--- What you need to do ---
Determine how many lines contain the string "frac", then reply with that figure only.

--- Material ---
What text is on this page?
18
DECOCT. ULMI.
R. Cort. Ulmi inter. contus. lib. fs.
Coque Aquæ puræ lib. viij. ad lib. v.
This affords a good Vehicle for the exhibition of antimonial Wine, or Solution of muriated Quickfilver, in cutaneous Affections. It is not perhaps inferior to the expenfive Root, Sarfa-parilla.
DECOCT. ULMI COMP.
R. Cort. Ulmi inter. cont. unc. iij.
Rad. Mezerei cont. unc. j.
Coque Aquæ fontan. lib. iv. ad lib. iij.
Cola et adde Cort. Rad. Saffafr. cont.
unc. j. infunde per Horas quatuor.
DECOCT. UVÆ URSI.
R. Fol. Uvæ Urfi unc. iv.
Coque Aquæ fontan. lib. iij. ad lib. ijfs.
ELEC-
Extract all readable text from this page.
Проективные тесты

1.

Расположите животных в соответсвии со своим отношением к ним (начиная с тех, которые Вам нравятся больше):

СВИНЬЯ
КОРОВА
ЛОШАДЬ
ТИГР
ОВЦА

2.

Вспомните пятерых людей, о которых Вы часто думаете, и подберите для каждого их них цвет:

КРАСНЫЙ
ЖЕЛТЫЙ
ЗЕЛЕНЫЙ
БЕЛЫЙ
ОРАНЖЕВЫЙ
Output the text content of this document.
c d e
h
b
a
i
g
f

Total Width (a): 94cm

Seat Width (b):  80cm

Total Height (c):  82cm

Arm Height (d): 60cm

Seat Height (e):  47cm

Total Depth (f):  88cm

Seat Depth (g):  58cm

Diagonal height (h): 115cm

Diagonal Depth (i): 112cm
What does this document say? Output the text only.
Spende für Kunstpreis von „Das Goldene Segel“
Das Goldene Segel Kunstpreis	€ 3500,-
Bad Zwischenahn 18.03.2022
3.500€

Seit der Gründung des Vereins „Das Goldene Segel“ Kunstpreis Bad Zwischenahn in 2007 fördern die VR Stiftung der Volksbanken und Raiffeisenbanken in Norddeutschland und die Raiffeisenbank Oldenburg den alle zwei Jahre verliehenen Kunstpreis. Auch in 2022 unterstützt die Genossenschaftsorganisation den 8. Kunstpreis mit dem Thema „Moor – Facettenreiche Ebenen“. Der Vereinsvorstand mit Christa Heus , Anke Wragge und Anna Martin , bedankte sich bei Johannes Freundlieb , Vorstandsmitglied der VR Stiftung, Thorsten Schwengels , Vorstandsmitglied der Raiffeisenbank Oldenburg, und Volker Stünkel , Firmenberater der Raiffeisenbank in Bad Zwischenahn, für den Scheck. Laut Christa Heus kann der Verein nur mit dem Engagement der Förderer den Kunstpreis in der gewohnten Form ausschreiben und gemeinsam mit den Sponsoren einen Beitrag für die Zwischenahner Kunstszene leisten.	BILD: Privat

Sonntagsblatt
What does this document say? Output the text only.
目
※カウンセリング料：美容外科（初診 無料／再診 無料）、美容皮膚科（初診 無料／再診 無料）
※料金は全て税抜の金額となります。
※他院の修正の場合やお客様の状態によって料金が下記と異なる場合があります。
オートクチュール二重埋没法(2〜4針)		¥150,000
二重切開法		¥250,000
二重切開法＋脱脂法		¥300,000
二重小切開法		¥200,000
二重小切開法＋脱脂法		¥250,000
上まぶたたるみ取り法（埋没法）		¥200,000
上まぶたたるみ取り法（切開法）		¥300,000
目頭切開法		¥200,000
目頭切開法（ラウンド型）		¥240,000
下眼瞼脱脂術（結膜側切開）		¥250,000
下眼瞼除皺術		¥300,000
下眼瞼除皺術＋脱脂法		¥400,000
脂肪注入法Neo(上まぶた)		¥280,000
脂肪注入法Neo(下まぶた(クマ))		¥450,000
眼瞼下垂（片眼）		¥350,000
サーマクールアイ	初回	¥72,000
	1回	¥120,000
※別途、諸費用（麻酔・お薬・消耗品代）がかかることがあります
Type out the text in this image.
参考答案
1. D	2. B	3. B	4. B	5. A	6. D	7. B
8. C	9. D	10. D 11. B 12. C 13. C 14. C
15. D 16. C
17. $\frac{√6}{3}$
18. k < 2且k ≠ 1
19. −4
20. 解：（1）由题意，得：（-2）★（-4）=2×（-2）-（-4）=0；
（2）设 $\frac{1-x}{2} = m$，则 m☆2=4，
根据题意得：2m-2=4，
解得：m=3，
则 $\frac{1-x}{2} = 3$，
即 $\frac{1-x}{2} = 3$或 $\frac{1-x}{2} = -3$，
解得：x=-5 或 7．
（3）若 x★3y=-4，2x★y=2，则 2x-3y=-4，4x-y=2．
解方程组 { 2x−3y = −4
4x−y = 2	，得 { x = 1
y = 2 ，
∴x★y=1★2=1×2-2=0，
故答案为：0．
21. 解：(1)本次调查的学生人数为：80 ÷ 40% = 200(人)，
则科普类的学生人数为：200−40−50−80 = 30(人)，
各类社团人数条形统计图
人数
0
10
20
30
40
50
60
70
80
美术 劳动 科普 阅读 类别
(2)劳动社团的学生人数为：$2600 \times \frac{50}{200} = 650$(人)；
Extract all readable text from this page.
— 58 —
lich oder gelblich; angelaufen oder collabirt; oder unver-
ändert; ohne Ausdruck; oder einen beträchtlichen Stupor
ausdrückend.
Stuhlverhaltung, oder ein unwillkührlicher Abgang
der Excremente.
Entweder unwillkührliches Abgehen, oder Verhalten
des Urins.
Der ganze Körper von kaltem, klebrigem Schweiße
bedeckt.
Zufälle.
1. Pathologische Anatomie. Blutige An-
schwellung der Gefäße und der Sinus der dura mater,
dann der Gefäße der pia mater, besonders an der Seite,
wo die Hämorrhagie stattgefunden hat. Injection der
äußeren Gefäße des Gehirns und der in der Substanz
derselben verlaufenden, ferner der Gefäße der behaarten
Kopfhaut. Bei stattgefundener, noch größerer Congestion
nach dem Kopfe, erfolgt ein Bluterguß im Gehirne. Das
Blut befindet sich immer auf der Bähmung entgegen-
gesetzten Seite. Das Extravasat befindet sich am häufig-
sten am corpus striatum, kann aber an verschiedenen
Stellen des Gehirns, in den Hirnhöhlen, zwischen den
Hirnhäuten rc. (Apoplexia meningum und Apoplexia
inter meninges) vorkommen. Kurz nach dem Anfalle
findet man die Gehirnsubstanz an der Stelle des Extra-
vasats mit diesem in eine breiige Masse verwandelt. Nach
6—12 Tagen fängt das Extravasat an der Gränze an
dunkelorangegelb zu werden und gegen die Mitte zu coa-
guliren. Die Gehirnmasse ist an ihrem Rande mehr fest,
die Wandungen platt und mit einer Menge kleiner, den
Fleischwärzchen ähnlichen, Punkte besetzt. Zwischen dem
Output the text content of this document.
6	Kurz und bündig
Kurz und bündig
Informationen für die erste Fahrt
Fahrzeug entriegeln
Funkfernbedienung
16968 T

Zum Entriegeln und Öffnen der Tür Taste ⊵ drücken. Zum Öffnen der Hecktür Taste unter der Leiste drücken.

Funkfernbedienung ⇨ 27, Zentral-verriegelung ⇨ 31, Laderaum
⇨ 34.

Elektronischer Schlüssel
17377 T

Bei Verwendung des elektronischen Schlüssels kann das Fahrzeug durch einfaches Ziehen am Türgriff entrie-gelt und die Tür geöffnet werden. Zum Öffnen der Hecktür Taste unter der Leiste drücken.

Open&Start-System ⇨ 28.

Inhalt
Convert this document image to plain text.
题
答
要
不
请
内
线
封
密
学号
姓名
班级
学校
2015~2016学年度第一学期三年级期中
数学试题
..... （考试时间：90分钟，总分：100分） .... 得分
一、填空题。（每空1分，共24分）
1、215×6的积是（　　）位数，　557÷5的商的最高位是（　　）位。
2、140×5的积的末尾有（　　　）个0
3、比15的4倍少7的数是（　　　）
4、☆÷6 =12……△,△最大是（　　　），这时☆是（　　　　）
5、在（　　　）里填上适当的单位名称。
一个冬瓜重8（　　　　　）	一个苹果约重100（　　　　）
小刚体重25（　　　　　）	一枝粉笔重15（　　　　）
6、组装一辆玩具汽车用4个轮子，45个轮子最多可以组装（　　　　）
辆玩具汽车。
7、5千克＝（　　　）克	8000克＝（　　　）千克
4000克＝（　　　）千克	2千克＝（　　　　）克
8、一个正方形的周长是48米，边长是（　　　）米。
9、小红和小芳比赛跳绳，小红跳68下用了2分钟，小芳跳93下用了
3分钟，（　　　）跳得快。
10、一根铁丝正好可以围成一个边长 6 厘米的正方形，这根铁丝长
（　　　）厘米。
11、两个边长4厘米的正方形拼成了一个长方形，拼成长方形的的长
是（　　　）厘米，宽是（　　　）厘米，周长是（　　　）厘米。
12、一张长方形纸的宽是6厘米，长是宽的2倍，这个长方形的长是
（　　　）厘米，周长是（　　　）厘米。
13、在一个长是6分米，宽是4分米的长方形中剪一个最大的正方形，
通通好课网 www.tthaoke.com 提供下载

--- Answer for the task ---
5